● **What the exercise asks**
Transcribe the records that follow exactly. Skip the pictures.

*** Dataset entries ***

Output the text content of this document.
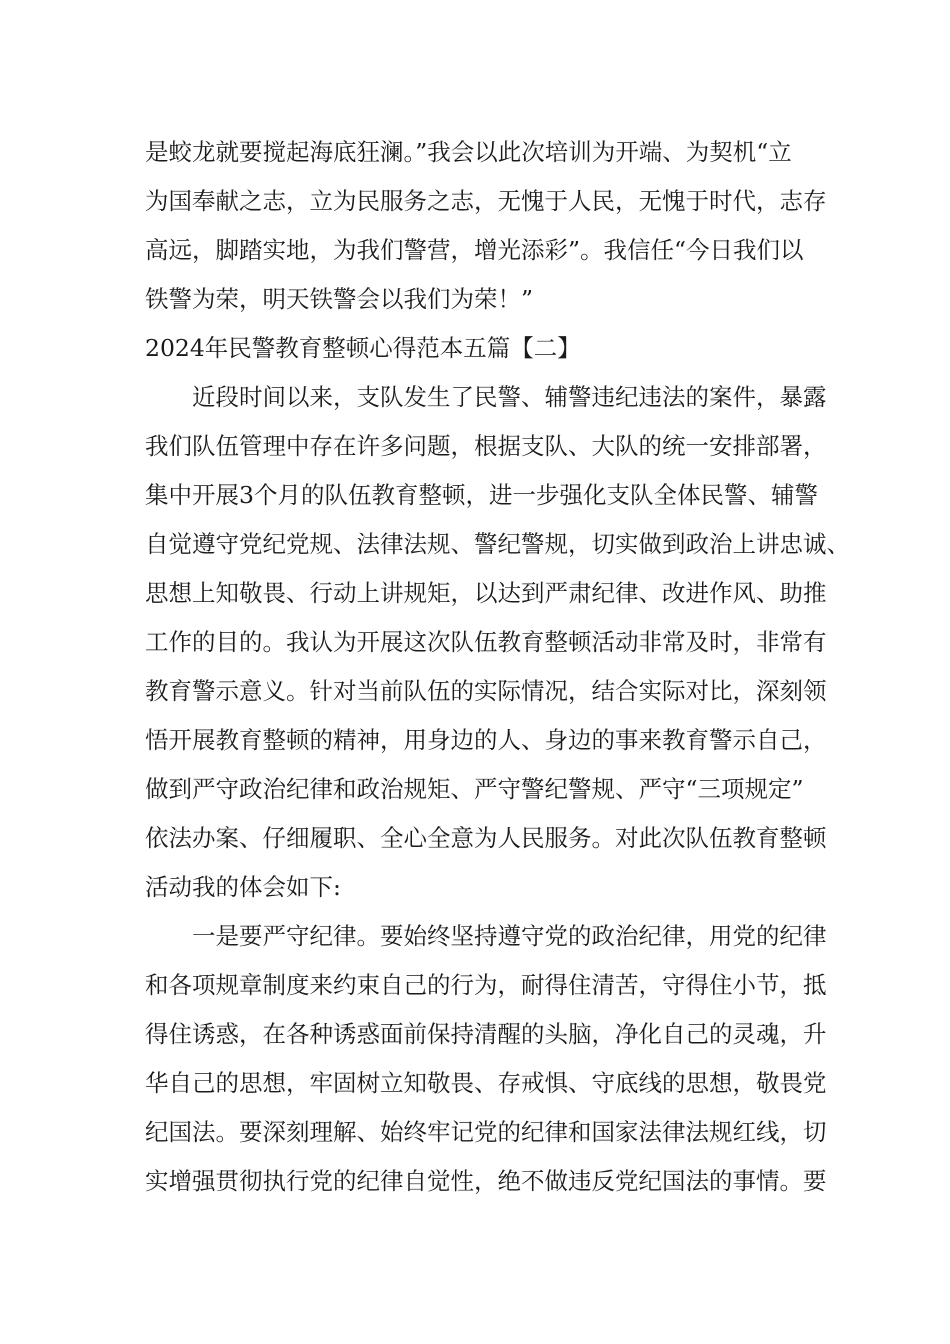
是蛟龙就要搅起海底狂澜。”我会以此次培训为开端、为契机“立
为国奉献之志，立为民服务之志，无愧于人民，无愧于时代，志存
高远，脚踏实地，为我们警营，增光添彩”。我信任“今日我们以
铁警为荣，明天铁警会以我们为荣！”
2024年民警教育整顿心得范本五篇【二】
近段时间以来，支队发生了民警、辅警违纪违法的案件，暴露
我们队伍管理中存在许多问题，根据支队、大队的统一安排部署，
集中开展3个月的队伍教育整顿，进一步强化支队全体民警、辅警
自觉遵守党纪党规、法律法规、警纪警规，切实做到政治上讲忠诚、
思想上知敬畏、行动上讲规矩，以达到严肃纪律、改进作风、助推
工作的目的。我认为开展这次队伍教育整顿活动非常及时，非常有
教育警示意义。针对当前队伍的实际情况，结合实际对比，深刻领
悟开展教育整顿的精神，用身边的人、身边的事来教育警示自己，
做到严守政治纪律和政治规矩、严守警纪警规、严守“三项规定”
依法办案、仔细履职、全心全意为人民服务。对此次队伍教育整顿
活动我的体会如下:
一是要严守纪律。要始终坚持遵守党的政治纪律，用党的纪律
和各项规章制度来约束自己的行为，耐得住清苦，守得住小节，抵
得住诱惑，在各种诱惑面前保持清醒的头脑，净化自己的灵魂，升
华自己的思想，牢固树立知敬畏、存戒惧、守底线的思想，敬畏党
纪国法。要深刻理解、始终牢记党的纪律和国家法律法规红线，切
实增强贯彻执行党的纪律自觉性，绝不做违反党纪国法的事情。要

***

● **Full output**
Output the text content of this document.
是蛟龙就要搅起海底狂澜。”我会以此次培训为开端、为契机“立
为国奉献之志，立为民服务之志，无愧于人民，无愧于时代，志存
高远，脚踏实地，为我们警营，增光添彩”。我信任“今日我们以
铁警为荣，明天铁警会以我们为荣！”
2024年民警教育整顿心得范本五篇【二】
近段时间以来，支队发生了民警、辅警违纪违法的案件，暴露
我们队伍管理中存在许多问题，根据支队、大队的统一安排部署，
集中开展3个月的队伍教育整顿，进一步强化支队全体民警、辅警
自觉遵守党纪党规、法律法规、警纪警规，切实做到政治上讲忠诚、
思想上知敬畏、行动上讲规矩，以达到严肃纪律、改进作风、助推
工作的目的。我认为开展这次队伍教育整顿活动非常及时，非常有
教育警示意义。针对当前队伍的实际情况，结合实际对比，深刻领
悟开展教育整顿的精神，用身边的人、身边的事来教育警示自己，
做到严守政治纪律和政治规矩、严守警纪警规、严守“三项规定”
依法办案、仔细履职、全心全意为人民服务。对此次队伍教育整顿
活动我的体会如下:
一是要严守纪律。要始终坚持遵守党的政治纪律，用党的纪律
和各项规章制度来约束自己的行为，耐得住清苦，守得住小节，抵
得住诱惑，在各种诱惑面前保持清醒的头脑，净化自己的灵魂，升
华自己的思想，牢固树立知敬畏、存戒惧、守底线的思想，敬畏党
纪国法。要深刻理解、始终牢记党的纪律和国家法律法规红线，切
实增强贯彻执行党的纪律自觉性，绝不做违反党纪国法的事情。要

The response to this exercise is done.